* [DATA TO USE]:
>> START
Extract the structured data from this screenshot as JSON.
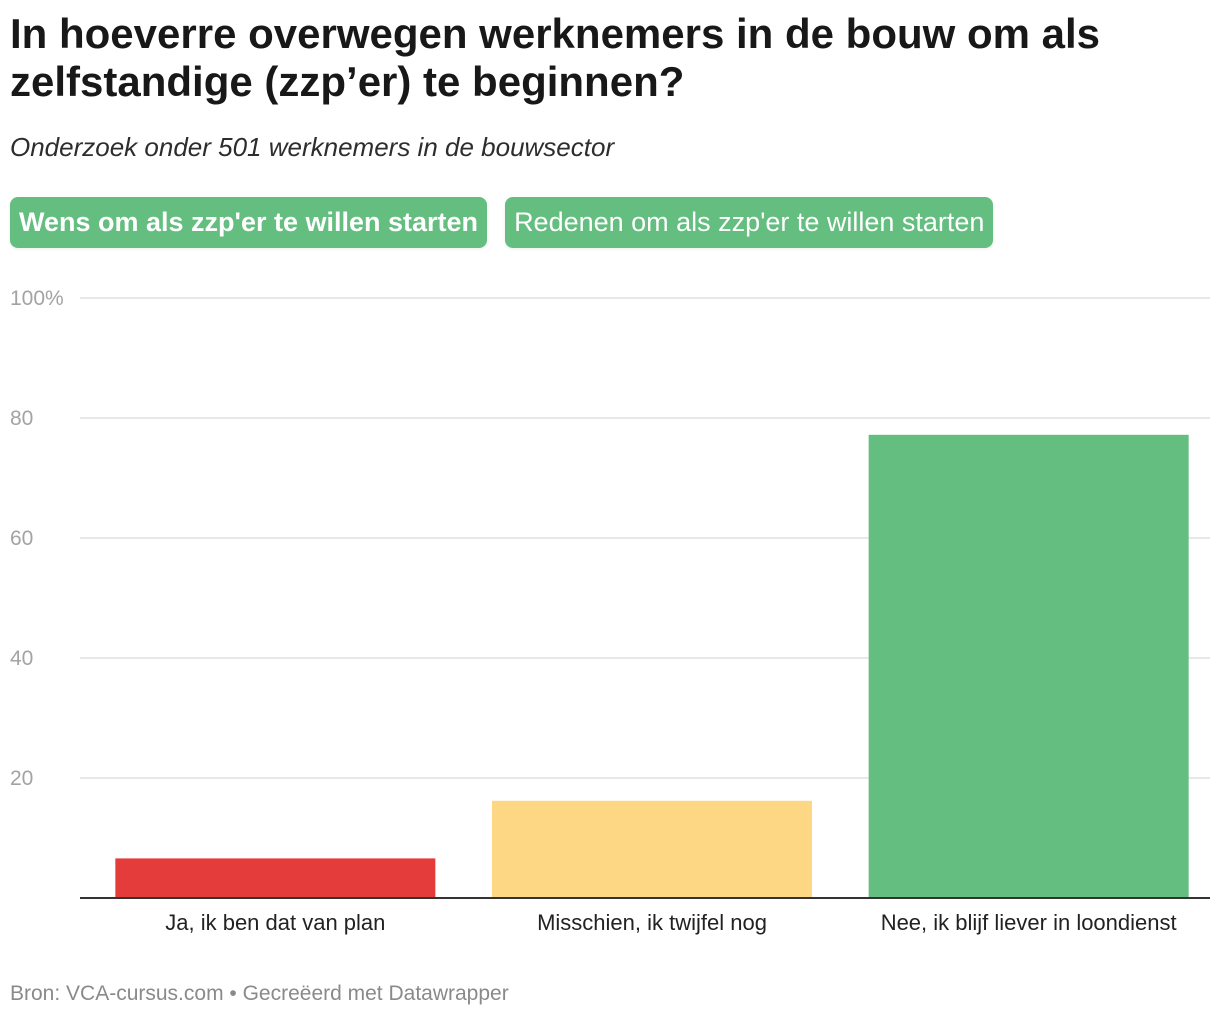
{
  "header": {
    "title": "In hoeverre overwegen werknemers in de bouw om als zelfstandige (zzp’er) te beginnen?",
    "subtitle": "Onderzoek onder 501 werknemers in de bouwsector"
  },
  "tabs": [
    {
      "label": "Wens om als zzp'er te willen starten",
      "active": true
    },
    {
      "label": "Redenen om als zzp'er te willen starten",
      "active": false
    }
  ],
  "footer": {
    "source": "Bron: VCA-cursus.com • Gecreëerd met Datawrapper"
  },
  "colors": {
    "tab_bg": "#63be7f",
    "gridline": "#e0e0e0",
    "axis": "#333333"
  },
  "chart_data": {
    "type": "bar",
    "categories": [
      "Ja, ik ben dat van plan",
      "Misschien, ik twijfel nog",
      "Nee, ik blijf liever in loondienst"
    ],
    "values": [
      6.6,
      16.2,
      77.2
    ],
    "bar_colors": [
      "#e43b3b",
      "#fdd783",
      "#63be7f"
    ],
    "ylim": [
      0,
      100
    ],
    "yticks": [
      20,
      40,
      60,
      80,
      100
    ],
    "ytick_labels": [
      "20",
      "40",
      "60",
      "80",
      "100%"
    ],
    "grid": true,
    "title": "",
    "xlabel": "",
    "ylabel": ""
  }
}
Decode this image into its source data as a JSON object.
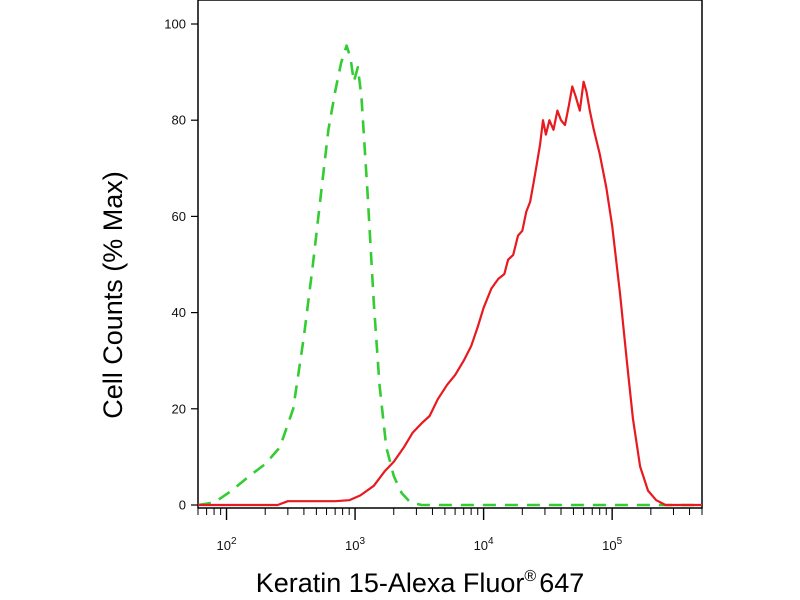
{
  "chart_data": {
    "type": "line",
    "title": "",
    "xlabel": "Keratin 15-Alexa Fluor",
    "xlabel_superscript": "®",
    "xlabel_suffix": "647",
    "ylabel": "Cell Counts (% Max)",
    "x_scale": "log",
    "xlim": [
      60,
      500000
    ],
    "ylim": [
      0,
      100
    ],
    "x_ticks": [
      {
        "base": "10",
        "exp": "2",
        "value": 100
      },
      {
        "base": "10",
        "exp": "3",
        "value": 1000
      },
      {
        "base": "10",
        "exp": "4",
        "value": 10000
      },
      {
        "base": "10",
        "exp": "5",
        "value": 100000
      }
    ],
    "y_ticks": [
      "0",
      "20",
      "40",
      "60",
      "80",
      "100"
    ],
    "grid": false,
    "legend": "none",
    "series": [
      {
        "color": "#33cc33",
        "style": "dashed",
        "points": [
          [
            60,
            0
          ],
          [
            80,
            0.5
          ],
          [
            110,
            3
          ],
          [
            150,
            6
          ],
          [
            200,
            8.5
          ],
          [
            260,
            12
          ],
          [
            330,
            20
          ],
          [
            400,
            35
          ],
          [
            470,
            50
          ],
          [
            550,
            66
          ],
          [
            620,
            78
          ],
          [
            700,
            86
          ],
          [
            780,
            92
          ],
          [
            860,
            95.5
          ],
          [
            920,
            93
          ],
          [
            980,
            88
          ],
          [
            1050,
            91
          ],
          [
            1120,
            85
          ],
          [
            1250,
            65
          ],
          [
            1400,
            42
          ],
          [
            1550,
            25
          ],
          [
            1750,
            12
          ],
          [
            2000,
            6
          ],
          [
            2300,
            2.5
          ],
          [
            2700,
            0.5
          ],
          [
            3300,
            0
          ],
          [
            500000,
            0
          ]
        ]
      },
      {
        "color": "#e8191f",
        "style": "solid",
        "points": [
          [
            60,
            0
          ],
          [
            250,
            0
          ],
          [
            300,
            0.8
          ],
          [
            400,
            0.8
          ],
          [
            700,
            0.8
          ],
          [
            900,
            1
          ],
          [
            1100,
            2
          ],
          [
            1400,
            4
          ],
          [
            1700,
            7
          ],
          [
            2000,
            9
          ],
          [
            2400,
            12
          ],
          [
            2800,
            15
          ],
          [
            3300,
            17
          ],
          [
            3800,
            18.5
          ],
          [
            4400,
            22
          ],
          [
            5200,
            25
          ],
          [
            6000,
            27
          ],
          [
            7000,
            30
          ],
          [
            8000,
            33
          ],
          [
            9000,
            37
          ],
          [
            10000,
            41
          ],
          [
            11500,
            45
          ],
          [
            13000,
            47
          ],
          [
            14500,
            48
          ],
          [
            15500,
            51
          ],
          [
            17000,
            52
          ],
          [
            18500,
            56
          ],
          [
            20000,
            57
          ],
          [
            21500,
            61
          ],
          [
            23000,
            63
          ],
          [
            24500,
            67
          ],
          [
            26000,
            71
          ],
          [
            27500,
            75
          ],
          [
            29000,
            80
          ],
          [
            30500,
            77
          ],
          [
            32500,
            80
          ],
          [
            35000,
            78
          ],
          [
            37500,
            82
          ],
          [
            40000,
            80
          ],
          [
            43000,
            79
          ],
          [
            46000,
            83
          ],
          [
            49000,
            87
          ],
          [
            52000,
            85
          ],
          [
            56000,
            82
          ],
          [
            60000,
            88
          ],
          [
            63000,
            86
          ],
          [
            67000,
            82
          ],
          [
            72000,
            78
          ],
          [
            80000,
            73
          ],
          [
            90000,
            66
          ],
          [
            100000,
            58
          ],
          [
            115000,
            44
          ],
          [
            130000,
            30
          ],
          [
            145000,
            18
          ],
          [
            165000,
            8
          ],
          [
            190000,
            3
          ],
          [
            220000,
            1
          ],
          [
            260000,
            0
          ],
          [
            500000,
            0
          ]
        ]
      }
    ]
  }
}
>> END
* [WHAT YOU ARE ASKED TO DO]: In the listing, find each line with the string "starten" and copy it.

* [OUTPUT FOR THIS EXERCISE]:
      "label": "Wens om als zzp'er te willen starten",
      "label": "Redenen om als zzp'er te willen starten",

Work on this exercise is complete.